_Stored rows_
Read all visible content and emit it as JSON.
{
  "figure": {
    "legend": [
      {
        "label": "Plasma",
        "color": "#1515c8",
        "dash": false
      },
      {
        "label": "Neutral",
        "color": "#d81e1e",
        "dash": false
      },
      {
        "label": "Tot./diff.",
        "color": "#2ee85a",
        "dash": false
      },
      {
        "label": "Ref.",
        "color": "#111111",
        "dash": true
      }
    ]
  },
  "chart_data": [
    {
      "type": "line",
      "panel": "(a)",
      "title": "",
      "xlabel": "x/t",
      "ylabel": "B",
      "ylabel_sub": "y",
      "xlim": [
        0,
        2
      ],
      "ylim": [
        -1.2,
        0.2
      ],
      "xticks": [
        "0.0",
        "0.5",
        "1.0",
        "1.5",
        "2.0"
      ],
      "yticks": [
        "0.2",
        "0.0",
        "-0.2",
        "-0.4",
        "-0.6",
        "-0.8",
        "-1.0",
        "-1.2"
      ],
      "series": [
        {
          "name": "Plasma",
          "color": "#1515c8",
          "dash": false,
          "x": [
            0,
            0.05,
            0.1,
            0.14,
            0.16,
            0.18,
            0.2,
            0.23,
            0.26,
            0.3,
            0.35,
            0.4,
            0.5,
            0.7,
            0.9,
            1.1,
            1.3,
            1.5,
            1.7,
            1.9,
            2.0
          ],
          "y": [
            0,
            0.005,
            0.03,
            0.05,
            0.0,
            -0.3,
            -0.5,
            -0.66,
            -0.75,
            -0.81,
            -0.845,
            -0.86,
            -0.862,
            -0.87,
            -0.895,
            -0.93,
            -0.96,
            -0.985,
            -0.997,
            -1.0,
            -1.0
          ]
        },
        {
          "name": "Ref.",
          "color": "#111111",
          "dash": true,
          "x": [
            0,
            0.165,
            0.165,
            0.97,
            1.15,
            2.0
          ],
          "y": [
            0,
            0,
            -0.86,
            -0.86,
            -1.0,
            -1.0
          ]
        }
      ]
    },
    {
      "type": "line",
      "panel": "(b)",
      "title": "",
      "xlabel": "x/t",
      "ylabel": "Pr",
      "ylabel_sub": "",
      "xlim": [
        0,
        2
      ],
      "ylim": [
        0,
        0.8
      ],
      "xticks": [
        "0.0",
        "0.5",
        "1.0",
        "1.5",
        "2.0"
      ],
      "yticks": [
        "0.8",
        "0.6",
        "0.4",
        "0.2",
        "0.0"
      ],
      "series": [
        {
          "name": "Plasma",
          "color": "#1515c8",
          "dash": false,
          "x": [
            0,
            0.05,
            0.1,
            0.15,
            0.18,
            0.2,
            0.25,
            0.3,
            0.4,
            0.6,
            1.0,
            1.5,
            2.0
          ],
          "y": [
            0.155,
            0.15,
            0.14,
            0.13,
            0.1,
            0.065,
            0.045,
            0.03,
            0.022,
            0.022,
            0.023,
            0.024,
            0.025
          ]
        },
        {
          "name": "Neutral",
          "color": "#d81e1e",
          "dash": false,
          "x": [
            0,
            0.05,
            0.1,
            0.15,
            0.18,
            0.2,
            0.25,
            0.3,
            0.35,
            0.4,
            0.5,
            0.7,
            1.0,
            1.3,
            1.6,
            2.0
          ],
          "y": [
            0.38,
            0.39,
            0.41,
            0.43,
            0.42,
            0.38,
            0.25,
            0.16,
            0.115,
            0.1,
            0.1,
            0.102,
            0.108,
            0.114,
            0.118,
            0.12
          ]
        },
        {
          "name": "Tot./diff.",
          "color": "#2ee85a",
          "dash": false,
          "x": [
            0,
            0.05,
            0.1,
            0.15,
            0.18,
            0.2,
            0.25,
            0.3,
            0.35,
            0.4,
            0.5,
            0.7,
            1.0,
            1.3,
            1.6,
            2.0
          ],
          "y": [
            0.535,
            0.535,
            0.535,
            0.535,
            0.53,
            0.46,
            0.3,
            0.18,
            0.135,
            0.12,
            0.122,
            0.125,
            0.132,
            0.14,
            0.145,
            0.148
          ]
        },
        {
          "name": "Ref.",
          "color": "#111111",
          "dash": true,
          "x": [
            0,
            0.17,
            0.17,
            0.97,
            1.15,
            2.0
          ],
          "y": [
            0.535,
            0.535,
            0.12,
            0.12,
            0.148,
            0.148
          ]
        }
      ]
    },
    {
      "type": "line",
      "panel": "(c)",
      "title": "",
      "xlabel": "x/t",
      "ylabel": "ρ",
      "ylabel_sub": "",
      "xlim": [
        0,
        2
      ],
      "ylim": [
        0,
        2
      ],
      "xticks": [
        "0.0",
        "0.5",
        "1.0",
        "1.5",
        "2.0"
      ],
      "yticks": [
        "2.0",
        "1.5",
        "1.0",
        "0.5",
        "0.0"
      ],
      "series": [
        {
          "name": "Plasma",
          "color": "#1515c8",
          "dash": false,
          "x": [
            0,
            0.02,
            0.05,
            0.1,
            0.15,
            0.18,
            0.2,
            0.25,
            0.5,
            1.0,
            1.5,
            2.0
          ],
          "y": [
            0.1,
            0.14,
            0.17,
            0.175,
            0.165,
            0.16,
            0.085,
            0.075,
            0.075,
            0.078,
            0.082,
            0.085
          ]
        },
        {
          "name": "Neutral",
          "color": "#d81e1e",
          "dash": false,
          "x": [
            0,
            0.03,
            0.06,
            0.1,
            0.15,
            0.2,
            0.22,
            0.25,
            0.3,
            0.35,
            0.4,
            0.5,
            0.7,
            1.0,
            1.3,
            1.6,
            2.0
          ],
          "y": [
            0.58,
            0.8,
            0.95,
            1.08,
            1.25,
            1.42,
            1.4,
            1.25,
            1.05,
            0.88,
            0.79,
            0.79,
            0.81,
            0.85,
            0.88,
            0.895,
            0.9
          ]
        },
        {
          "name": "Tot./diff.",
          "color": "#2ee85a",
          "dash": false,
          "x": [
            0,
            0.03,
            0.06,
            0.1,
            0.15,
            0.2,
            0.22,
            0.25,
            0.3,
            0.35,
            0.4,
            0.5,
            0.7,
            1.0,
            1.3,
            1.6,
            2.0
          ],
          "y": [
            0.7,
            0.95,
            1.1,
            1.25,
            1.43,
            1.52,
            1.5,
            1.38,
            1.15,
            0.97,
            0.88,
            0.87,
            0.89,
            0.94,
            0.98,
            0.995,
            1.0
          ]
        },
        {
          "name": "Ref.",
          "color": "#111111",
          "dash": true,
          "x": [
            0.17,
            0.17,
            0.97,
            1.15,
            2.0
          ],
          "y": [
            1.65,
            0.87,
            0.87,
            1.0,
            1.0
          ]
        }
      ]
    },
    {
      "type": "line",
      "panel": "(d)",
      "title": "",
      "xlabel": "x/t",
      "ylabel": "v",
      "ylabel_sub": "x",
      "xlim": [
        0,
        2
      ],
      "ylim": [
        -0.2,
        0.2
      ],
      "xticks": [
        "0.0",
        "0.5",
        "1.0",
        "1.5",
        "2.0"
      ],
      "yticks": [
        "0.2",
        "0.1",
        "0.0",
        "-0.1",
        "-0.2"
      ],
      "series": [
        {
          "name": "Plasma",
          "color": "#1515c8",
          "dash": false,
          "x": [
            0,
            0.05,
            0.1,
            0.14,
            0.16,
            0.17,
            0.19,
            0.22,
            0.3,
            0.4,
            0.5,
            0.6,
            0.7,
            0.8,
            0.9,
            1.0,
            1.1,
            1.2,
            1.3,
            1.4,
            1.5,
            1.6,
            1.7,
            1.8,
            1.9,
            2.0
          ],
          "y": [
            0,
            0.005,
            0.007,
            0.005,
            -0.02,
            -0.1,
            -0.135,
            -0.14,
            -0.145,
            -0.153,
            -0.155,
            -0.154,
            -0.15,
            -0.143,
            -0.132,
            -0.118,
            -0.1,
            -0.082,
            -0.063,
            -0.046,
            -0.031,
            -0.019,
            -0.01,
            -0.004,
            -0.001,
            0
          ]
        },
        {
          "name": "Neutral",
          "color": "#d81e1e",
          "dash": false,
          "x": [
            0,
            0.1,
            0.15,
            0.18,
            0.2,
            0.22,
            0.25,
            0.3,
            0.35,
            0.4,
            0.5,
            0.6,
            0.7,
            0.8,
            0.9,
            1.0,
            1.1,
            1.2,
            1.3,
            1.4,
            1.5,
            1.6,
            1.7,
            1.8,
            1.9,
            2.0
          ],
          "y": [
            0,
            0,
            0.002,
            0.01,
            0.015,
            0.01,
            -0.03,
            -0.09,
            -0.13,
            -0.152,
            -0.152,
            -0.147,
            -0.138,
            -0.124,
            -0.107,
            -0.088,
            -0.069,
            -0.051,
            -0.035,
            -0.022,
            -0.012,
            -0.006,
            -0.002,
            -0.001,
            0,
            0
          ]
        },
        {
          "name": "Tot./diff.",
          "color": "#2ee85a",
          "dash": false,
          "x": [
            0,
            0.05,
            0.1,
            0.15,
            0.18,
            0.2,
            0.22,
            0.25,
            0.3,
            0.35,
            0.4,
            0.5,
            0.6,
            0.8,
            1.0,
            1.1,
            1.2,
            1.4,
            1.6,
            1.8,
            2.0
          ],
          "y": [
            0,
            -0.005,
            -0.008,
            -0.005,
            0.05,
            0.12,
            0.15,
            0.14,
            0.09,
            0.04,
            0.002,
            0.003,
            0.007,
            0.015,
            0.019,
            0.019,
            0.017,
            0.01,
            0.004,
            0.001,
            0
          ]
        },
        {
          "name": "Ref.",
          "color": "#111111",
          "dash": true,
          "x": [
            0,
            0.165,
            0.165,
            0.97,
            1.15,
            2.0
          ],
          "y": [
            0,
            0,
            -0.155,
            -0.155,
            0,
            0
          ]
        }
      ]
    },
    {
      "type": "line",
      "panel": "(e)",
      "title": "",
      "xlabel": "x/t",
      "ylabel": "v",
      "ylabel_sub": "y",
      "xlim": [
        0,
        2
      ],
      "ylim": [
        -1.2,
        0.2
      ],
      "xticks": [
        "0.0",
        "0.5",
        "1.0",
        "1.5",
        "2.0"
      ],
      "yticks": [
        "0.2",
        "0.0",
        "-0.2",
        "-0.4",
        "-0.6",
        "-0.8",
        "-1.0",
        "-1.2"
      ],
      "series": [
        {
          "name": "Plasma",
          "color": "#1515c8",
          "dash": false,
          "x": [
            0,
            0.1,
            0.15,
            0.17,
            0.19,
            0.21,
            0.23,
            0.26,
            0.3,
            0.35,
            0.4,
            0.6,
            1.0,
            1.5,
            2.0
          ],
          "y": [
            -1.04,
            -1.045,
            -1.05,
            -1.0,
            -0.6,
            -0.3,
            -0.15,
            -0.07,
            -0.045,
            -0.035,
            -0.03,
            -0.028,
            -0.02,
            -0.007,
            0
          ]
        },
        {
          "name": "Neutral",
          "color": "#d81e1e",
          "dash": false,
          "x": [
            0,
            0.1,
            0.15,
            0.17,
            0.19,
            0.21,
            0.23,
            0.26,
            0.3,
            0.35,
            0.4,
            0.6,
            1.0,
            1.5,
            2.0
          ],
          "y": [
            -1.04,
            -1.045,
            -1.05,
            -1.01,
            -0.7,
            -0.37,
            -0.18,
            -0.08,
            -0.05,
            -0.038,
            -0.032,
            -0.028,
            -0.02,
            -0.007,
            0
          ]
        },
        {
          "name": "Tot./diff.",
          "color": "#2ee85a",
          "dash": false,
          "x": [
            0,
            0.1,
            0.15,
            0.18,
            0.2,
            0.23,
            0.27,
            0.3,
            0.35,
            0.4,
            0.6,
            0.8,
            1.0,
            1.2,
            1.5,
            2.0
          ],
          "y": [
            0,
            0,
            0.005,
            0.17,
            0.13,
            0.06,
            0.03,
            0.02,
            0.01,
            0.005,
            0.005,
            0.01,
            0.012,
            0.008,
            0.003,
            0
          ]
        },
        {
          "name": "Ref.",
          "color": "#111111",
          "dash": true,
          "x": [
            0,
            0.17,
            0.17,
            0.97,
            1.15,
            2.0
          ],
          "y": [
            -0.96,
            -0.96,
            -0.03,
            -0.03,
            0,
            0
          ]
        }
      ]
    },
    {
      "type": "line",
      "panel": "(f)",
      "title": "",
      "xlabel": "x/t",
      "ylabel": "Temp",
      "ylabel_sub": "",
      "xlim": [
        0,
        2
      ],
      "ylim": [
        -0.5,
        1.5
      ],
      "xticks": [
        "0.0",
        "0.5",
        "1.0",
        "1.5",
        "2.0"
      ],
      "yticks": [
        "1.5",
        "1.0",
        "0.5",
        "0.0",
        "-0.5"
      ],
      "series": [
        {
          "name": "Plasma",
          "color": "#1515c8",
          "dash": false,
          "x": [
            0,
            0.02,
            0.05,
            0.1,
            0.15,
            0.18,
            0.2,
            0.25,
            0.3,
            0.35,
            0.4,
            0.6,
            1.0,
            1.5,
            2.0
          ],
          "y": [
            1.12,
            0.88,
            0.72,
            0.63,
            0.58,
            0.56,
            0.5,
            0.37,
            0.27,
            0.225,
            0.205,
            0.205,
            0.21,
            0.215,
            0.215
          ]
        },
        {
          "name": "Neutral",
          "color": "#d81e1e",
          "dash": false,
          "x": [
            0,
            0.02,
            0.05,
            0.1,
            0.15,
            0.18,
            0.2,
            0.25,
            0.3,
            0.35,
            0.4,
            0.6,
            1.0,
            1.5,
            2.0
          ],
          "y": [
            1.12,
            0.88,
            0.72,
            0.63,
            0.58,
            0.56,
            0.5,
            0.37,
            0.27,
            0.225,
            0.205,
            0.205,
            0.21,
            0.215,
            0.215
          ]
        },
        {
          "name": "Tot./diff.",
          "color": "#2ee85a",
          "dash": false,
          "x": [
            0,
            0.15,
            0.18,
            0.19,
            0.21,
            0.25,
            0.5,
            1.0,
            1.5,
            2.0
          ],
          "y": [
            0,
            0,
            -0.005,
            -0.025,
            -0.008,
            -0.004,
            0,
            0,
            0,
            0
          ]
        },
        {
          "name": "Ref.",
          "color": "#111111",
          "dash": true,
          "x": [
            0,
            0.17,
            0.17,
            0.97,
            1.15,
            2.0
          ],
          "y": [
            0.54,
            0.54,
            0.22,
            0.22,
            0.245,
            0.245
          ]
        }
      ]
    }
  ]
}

_What to do_
Show every line from the entries above in which the word "panel" appears.

_Task response_
      "panel": "(a)",
      "panel": "(b)",
      "panel": "(c)",
      "panel": "(d)",
      "panel": "(e)",
      "panel": "(f)",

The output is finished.